● **WHAT IS ASKED**
Take the entries below and print all of them exactly, please.

▬▬▬

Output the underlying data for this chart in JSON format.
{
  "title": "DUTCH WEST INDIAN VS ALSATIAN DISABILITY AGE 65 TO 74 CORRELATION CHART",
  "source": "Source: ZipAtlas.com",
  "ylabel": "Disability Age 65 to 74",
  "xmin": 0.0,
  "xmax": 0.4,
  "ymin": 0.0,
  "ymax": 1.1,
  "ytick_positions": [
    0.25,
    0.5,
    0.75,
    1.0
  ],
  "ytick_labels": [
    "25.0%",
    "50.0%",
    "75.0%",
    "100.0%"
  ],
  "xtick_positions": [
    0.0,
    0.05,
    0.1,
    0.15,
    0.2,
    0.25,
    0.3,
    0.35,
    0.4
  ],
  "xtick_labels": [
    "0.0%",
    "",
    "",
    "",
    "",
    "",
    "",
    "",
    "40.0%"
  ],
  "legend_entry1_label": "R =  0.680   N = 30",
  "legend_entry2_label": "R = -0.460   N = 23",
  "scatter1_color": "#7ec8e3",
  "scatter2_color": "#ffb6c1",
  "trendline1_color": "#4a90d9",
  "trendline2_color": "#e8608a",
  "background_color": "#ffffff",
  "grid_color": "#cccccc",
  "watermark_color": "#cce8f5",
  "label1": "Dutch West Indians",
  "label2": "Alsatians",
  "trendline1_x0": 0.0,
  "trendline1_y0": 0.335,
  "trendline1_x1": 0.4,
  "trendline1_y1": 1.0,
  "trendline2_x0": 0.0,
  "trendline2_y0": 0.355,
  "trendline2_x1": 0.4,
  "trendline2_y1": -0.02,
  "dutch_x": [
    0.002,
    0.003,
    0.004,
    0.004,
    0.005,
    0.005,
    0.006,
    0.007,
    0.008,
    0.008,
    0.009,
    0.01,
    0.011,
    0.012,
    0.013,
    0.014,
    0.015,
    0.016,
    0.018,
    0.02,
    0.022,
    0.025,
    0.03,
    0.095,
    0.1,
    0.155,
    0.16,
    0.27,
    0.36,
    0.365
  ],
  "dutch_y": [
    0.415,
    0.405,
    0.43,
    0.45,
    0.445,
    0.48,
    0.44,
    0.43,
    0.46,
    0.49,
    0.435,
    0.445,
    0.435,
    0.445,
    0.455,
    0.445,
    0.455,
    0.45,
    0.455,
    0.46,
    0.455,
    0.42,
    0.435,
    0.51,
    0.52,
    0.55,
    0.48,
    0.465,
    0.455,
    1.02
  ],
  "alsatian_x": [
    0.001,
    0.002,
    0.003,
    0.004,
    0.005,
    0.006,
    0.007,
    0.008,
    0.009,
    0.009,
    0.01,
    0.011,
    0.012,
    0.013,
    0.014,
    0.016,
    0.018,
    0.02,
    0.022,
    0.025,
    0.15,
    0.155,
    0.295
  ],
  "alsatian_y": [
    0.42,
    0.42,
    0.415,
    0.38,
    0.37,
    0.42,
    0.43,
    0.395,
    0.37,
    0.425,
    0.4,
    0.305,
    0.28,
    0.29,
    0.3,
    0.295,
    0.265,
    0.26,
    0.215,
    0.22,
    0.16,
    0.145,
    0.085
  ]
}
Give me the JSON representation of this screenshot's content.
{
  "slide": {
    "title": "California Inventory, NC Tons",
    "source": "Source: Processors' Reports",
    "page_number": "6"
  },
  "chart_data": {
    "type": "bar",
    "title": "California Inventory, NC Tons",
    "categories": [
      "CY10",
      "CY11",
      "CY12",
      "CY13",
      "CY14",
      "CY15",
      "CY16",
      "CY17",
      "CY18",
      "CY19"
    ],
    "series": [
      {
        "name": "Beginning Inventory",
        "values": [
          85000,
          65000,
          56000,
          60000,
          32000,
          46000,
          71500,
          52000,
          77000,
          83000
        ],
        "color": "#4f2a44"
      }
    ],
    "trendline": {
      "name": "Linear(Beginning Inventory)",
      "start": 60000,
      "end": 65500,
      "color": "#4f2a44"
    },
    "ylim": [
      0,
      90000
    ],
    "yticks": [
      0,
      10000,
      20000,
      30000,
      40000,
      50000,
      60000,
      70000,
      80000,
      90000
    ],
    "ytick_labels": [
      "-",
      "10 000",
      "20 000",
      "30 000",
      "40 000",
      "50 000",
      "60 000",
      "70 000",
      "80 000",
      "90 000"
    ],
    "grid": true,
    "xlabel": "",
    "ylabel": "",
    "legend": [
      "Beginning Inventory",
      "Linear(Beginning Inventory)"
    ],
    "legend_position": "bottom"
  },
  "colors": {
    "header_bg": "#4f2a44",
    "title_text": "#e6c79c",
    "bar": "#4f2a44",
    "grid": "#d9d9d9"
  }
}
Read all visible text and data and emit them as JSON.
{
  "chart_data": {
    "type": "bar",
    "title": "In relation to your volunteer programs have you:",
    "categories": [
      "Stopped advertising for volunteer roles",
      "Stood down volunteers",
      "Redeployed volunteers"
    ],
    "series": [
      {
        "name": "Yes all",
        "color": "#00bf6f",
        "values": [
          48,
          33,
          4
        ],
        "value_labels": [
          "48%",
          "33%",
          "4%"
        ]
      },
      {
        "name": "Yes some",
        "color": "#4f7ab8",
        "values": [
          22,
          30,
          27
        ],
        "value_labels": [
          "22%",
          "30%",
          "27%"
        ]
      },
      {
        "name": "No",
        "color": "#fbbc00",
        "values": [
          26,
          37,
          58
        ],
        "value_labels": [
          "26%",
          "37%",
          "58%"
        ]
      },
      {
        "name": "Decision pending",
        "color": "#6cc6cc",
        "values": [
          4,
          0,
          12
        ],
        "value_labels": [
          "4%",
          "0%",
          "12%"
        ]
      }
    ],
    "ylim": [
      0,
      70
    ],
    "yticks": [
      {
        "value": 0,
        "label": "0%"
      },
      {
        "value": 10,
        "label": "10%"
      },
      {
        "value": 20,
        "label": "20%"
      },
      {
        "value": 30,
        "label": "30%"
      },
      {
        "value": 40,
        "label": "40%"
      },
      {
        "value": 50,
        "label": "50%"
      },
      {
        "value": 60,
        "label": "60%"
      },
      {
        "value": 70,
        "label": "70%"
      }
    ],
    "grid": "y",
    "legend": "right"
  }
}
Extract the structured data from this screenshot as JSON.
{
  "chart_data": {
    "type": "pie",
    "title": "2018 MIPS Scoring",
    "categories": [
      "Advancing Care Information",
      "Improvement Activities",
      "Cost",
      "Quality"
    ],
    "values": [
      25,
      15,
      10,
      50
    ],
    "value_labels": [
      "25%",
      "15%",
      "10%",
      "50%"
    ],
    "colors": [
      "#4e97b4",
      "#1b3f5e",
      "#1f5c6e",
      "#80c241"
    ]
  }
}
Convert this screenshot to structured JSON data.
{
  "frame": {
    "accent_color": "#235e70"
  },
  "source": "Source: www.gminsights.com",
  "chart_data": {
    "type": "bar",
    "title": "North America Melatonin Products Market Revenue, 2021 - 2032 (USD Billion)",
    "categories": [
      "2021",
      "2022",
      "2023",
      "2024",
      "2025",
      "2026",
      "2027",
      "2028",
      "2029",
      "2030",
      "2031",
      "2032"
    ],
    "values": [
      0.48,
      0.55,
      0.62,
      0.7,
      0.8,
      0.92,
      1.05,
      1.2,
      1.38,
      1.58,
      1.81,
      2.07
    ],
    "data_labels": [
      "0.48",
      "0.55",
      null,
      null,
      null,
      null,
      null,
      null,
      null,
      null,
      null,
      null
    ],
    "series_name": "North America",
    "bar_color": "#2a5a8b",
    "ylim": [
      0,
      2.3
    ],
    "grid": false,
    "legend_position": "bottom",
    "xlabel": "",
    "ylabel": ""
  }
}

▬▬▬

● **THE REPLY**
Output the underlying data for this chart in JSON format.
{
  "title": "DUTCH WEST INDIAN VS ALSATIAN DISABILITY AGE 65 TO 74 CORRELATION CHART",
  "source": "Source: ZipAtlas.com",
  "ylabel": "Disability Age 65 to 74",
  "xmin": 0.0,
  "xmax": 0.4,
  "ymin": 0.0,
  "ymax": 1.1,
  "ytick_positions": [
    0.25,
    0.5,
    0.75,
    1.0
  ],
  "ytick_labels": [
    "25.0%",
    "50.0%",
    "75.0%",
    "100.0%"
  ],
  "xtick_positions": [
    0.0,
    0.05,
    0.1,
    0.15,
    0.2,
    0.25,
    0.3,
    0.35,
    0.4
  ],
  "xtick_labels": [
    "0.0%",
    "",
    "",
    "",
    "",
    "",
    "",
    "",
    "40.0%"
  ],
  "legend_entry1_label": "R =  0.680   N = 30",
  "legend_entry2_label": "R = -0.460   N = 23",
  "scatter1_color": "#7ec8e3",
  "scatter2_color": "#ffb6c1",
  "trendline1_color": "#4a90d9",
  "trendline2_color": "#e8608a",
  "background_color": "#ffffff",
  "grid_color": "#cccccc",
  "watermark_color": "#cce8f5",
  "label1": "Dutch West Indians",
  "label2": "Alsatians",
  "trendline1_x0": 0.0,
  "trendline1_y0": 0.335,
  "trendline1_x1": 0.4,
  "trendline1_y1": 1.0,
  "trendline2_x0": 0.0,
  "trendline2_y0": 0.355,
  "trendline2_x1": 0.4,
  "trendline2_y1": -0.02,
  "dutch_x": [
    0.002,
    0.003,
    0.004,
    0.004,
    0.005,
    0.005,
    0.006,
    0.007,
    0.008,
    0.008,
    0.009,
    0.01,
    0.011,
    0.012,
    0.013,
    0.014,
    0.015,
    0.016,
    0.018,
    0.02,
    0.022,
    0.025,
    0.03,
    0.095,
    0.1,
    0.155,
    0.16,
    0.27,
    0.36,
    0.365
  ],
  "dutch_y": [
    0.415,
    0.405,
    0.43,
    0.45,
    0.445,
    0.48,
    0.44,
    0.43,
    0.46,
    0.49,
    0.435,
    0.445,
    0.435,
    0.445,
    0.455,
    0.445,
    0.455,
    0.45,
    0.455,
    0.46,
    0.455,
    0.42,
    0.435,
    0.51,
    0.52,
    0.55,
    0.48,
    0.465,
    0.455,
    1.02
  ],
  "alsatian_x": [
    0.001,
    0.002,
    0.003,
    0.004,
    0.005,
    0.006,
    0.007,
    0.008,
    0.009,
    0.009,
    0.01,
    0.011,
    0.012,
    0.013,
    0.014,
    0.016,
    0.018,
    0.02,
    0.022,
    0.025,
    0.15,
    0.155,
    0.295
  ],
  "alsatian_y": [
    0.42,
    0.42,
    0.415,
    0.38,
    0.37,
    0.42,
    0.43,
    0.395,
    0.37,
    0.425,
    0.4,
    0.305,
    0.28,
    0.29,
    0.3,
    0.295,
    0.265,
    0.26,
    0.215,
    0.22,
    0.16,
    0.145,
    0.085
  ]
}
Give me the JSON representation of this screenshot's content.
{
  "slide": {
    "title": "California Inventory, NC Tons",
    "source": "Source: Processors' Reports",
    "page_number": "6"
  },
  "chart_data": {
    "type": "bar",
    "title": "California Inventory, NC Tons",
    "categories": [
      "CY10",
      "CY11",
      "CY12",
      "CY13",
      "CY14",
      "CY15",
      "CY16",
      "CY17",
      "CY18",
      "CY19"
    ],
    "series": [
      {
        "name": "Beginning Inventory",
        "values": [
          85000,
          65000,
          56000,
          60000,
          32000,
          46000,
          71500,
          52000,
          77000,
          83000
        ],
        "color": "#4f2a44"
      }
    ],
    "trendline": {
      "name": "Linear(Beginning Inventory)",
      "start": 60000,
      "end": 65500,
      "color": "#4f2a44"
    },
    "ylim": [
      0,
      90000
    ],
    "yticks": [
      0,
      10000,
      20000,
      30000,
      40000,
      50000,
      60000,
      70000,
      80000,
      90000
    ],
    "ytick_labels": [
      "-",
      "10 000",
      "20 000",
      "30 000",
      "40 000",
      "50 000",
      "60 000",
      "70 000",
      "80 000",
      "90 000"
    ],
    "grid": true,
    "xlabel": "",
    "ylabel": "",
    "legend": [
      "Beginning Inventory",
      "Linear(Beginning Inventory)"
    ],
    "legend_position": "bottom"
  },
  "colors": {
    "header_bg": "#4f2a44",
    "title_text": "#e6c79c",
    "bar": "#4f2a44",
    "grid": "#d9d9d9"
  }
}
Read all visible text and data and emit them as JSON.
{
  "chart_data": {
    "type": "bar",
    "title": "In relation to your volunteer programs have you:",
    "categories": [
      "Stopped advertising for volunteer roles",
      "Stood down volunteers",
      "Redeployed volunteers"
    ],
    "series": [
      {
        "name": "Yes all",
        "color": "#00bf6f",
        "values": [
          48,
          33,
          4
        ],
        "value_labels": [
          "48%",
          "33%",
          "4%"
        ]
      },
      {
        "name": "Yes some",
        "color": "#4f7ab8",
        "values": [
          22,
          30,
          27
        ],
        "value_labels": [
          "22%",
          "30%",
          "27%"
        ]
      },
      {
        "name": "No",
        "color": "#fbbc00",
        "values": [
          26,
          37,
          58
        ],
        "value_labels": [
          "26%",
          "37%",
          "58%"
        ]
      },
      {
        "name": "Decision pending",
        "color": "#6cc6cc",
        "values": [
          4,
          0,
          12
        ],
        "value_labels": [
          "4%",
          "0%",
          "12%"
        ]
      }
    ],
    "ylim": [
      0,
      70
    ],
    "yticks": [
      {
        "value": 0,
        "label": "0%"
      },
      {
        "value": 10,
        "label": "10%"
      },
      {
        "value": 20,
        "label": "20%"
      },
      {
        "value": 30,
        "label": "30%"
      },
      {
        "value": 40,
        "label": "40%"
      },
      {
        "value": 50,
        "label": "50%"
      },
      {
        "value": 60,
        "label": "60%"
      },
      {
        "value": 70,
        "label": "70%"
      }
    ],
    "grid": "y",
    "legend": "right"
  }
}
Extract the structured data from this screenshot as JSON.
{
  "chart_data": {
    "type": "pie",
    "title": "2018 MIPS Scoring",
    "categories": [
      "Advancing Care Information",
      "Improvement Activities",
      "Cost",
      "Quality"
    ],
    "values": [
      25,
      15,
      10,
      50
    ],
    "value_labels": [
      "25%",
      "15%",
      "10%",
      "50%"
    ],
    "colors": [
      "#4e97b4",
      "#1b3f5e",
      "#1f5c6e",
      "#80c241"
    ]
  }
}
Convert this screenshot to structured JSON data.
{
  "frame": {
    "accent_color": "#235e70"
  },
  "source": "Source: www.gminsights.com",
  "chart_data": {
    "type": "bar",
    "title": "North America Melatonin Products Market Revenue, 2021 - 2032 (USD Billion)",
    "categories": [
      "2021",
      "2022",
      "2023",
      "2024",
      "2025",
      "2026",
      "2027",
      "2028",
      "2029",
      "2030",
      "2031",
      "2032"
    ],
    "values": [
      0.48,
      0.55,
      0.62,
      0.7,
      0.8,
      0.92,
      1.05,
      1.2,
      1.38,
      1.58,
      1.81,
      2.07
    ],
    "data_labels": [
      "0.48",
      "0.55",
      null,
      null,
      null,
      null,
      null,
      null,
      null,
      null,
      null,
      null
    ],
    "series_name": "North America",
    "bar_color": "#2a5a8b",
    "ylim": [
      0,
      2.3
    ],
    "grid": false,
    "legend_position": "bottom",
    "xlabel": "",
    "ylabel": ""
  }
}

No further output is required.